SHORT TASK
Make an exact copy of the listing below.

===== STORED DATA =====

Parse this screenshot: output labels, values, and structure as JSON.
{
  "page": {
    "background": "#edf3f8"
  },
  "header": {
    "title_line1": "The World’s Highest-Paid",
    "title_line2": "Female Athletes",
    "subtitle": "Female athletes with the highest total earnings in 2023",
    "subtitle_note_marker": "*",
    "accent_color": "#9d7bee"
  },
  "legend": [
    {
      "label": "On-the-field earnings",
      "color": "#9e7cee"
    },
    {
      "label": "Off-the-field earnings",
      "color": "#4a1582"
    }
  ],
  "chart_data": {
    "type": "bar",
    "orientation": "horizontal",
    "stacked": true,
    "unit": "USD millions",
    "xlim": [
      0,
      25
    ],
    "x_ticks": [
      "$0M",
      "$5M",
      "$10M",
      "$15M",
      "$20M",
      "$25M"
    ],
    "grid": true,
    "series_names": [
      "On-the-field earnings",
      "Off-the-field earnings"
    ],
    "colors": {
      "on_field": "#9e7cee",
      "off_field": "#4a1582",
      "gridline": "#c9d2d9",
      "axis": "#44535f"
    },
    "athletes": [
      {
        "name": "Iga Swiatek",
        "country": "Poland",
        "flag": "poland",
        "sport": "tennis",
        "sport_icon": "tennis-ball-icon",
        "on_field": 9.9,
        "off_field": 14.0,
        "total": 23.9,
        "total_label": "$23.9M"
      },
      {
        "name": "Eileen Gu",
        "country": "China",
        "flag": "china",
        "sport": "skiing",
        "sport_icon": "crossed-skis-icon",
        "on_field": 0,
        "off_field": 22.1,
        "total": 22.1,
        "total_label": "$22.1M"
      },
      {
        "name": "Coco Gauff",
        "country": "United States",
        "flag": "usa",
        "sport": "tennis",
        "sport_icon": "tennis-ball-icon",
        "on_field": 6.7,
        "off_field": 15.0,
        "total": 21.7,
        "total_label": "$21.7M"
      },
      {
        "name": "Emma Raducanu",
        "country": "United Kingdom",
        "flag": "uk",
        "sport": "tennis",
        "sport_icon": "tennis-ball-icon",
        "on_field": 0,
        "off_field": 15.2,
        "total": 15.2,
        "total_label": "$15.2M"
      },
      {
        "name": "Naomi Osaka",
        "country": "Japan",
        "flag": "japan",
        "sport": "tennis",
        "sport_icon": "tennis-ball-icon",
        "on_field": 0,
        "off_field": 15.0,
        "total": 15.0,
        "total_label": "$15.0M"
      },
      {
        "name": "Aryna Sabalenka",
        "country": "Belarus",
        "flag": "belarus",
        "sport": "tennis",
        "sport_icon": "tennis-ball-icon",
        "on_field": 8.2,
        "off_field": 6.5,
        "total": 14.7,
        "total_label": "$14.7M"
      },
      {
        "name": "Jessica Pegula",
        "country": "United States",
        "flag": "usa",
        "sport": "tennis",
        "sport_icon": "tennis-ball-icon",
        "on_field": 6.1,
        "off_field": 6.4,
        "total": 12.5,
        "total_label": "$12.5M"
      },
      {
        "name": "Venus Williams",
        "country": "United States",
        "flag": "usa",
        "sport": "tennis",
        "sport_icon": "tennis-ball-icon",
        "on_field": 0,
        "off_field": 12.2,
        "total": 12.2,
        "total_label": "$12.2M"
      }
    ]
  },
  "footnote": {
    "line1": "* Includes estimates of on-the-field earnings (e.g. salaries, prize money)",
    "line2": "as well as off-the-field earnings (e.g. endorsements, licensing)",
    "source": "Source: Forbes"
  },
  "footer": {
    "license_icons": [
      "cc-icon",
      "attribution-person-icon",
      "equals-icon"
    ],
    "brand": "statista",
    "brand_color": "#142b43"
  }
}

=====

TASK ANSWER
Parse this screenshot: output labels, values, and structure as JSON.
{
  "page": {
    "background": "#edf3f8"
  },
  "header": {
    "title_line1": "The World’s Highest-Paid",
    "title_line2": "Female Athletes",
    "subtitle": "Female athletes with the highest total earnings in 2023",
    "subtitle_note_marker": "*",
    "accent_color": "#9d7bee"
  },
  "legend": [
    {
      "label": "On-the-field earnings",
      "color": "#9e7cee"
    },
    {
      "label": "Off-the-field earnings",
      "color": "#4a1582"
    }
  ],
  "chart_data": {
    "type": "bar",
    "orientation": "horizontal",
    "stacked": true,
    "unit": "USD millions",
    "xlim": [
      0,
      25
    ],
    "x_ticks": [
      "$0M",
      "$5M",
      "$10M",
      "$15M",
      "$20M",
      "$25M"
    ],
    "grid": true,
    "series_names": [
      "On-the-field earnings",
      "Off-the-field earnings"
    ],
    "colors": {
      "on_field": "#9e7cee",
      "off_field": "#4a1582",
      "gridline": "#c9d2d9",
      "axis": "#44535f"
    },
    "athletes": [
      {
        "name": "Iga Swiatek",
        "country": "Poland",
        "flag": "poland",
        "sport": "tennis",
        "sport_icon": "tennis-ball-icon",
        "on_field": 9.9,
        "off_field": 14.0,
        "total": 23.9,
        "total_label": "$23.9M"
      },
      {
        "name": "Eileen Gu",
        "country": "China",
        "flag": "china",
        "sport": "skiing",
        "sport_icon": "crossed-skis-icon",
        "on_field": 0,
        "off_field": 22.1,
        "total": 22.1,
        "total_label": "$22.1M"
      },
      {
        "name": "Coco Gauff",
        "country": "United States",
        "flag": "usa",
        "sport": "tennis",
        "sport_icon": "tennis-ball-icon",
        "on_field": 6.7,
        "off_field": 15.0,
        "total": 21.7,
        "total_label": "$21.7M"
      },
      {
        "name": "Emma Raducanu",
        "country": "United Kingdom",
        "flag": "uk",
        "sport": "tennis",
        "sport_icon": "tennis-ball-icon",
        "on_field": 0,
        "off_field": 15.2,
        "total": 15.2,
        "total_label": "$15.2M"
      },
      {
        "name": "Naomi Osaka",
        "country": "Japan",
        "flag": "japan",
        "sport": "tennis",
        "sport_icon": "tennis-ball-icon",
        "on_field": 0,
        "off_field": 15.0,
        "total": 15.0,
        "total_label": "$15.0M"
      },
      {
        "name": "Aryna Sabalenka",
        "country": "Belarus",
        "flag": "belarus",
        "sport": "tennis",
        "sport_icon": "tennis-ball-icon",
        "on_field": 8.2,
        "off_field": 6.5,
        "total": 14.7,
        "total_label": "$14.7M"
      },
      {
        "name": "Jessica Pegula",
        "country": "United States",
        "flag": "usa",
        "sport": "tennis",
        "sport_icon": "tennis-ball-icon",
        "on_field": 6.1,
        "off_field": 6.4,
        "total": 12.5,
        "total_label": "$12.5M"
      },
      {
        "name": "Venus Williams",
        "country": "United States",
        "flag": "usa",
        "sport": "tennis",
        "sport_icon": "tennis-ball-icon",
        "on_field": 0,
        "off_field": 12.2,
        "total": 12.2,
        "total_label": "$12.2M"
      }
    ]
  },
  "footnote": {
    "line1": "* Includes estimates of on-the-field earnings (e.g. salaries, prize money)",
    "line2": "as well as off-the-field earnings (e.g. endorsements, licensing)",
    "source": "Source: Forbes"
  },
  "footer": {
    "license_icons": [
      "cc-icon",
      "attribution-person-icon",
      "equals-icon"
    ],
    "brand": "statista",
    "brand_color": "#142b43"
  }
}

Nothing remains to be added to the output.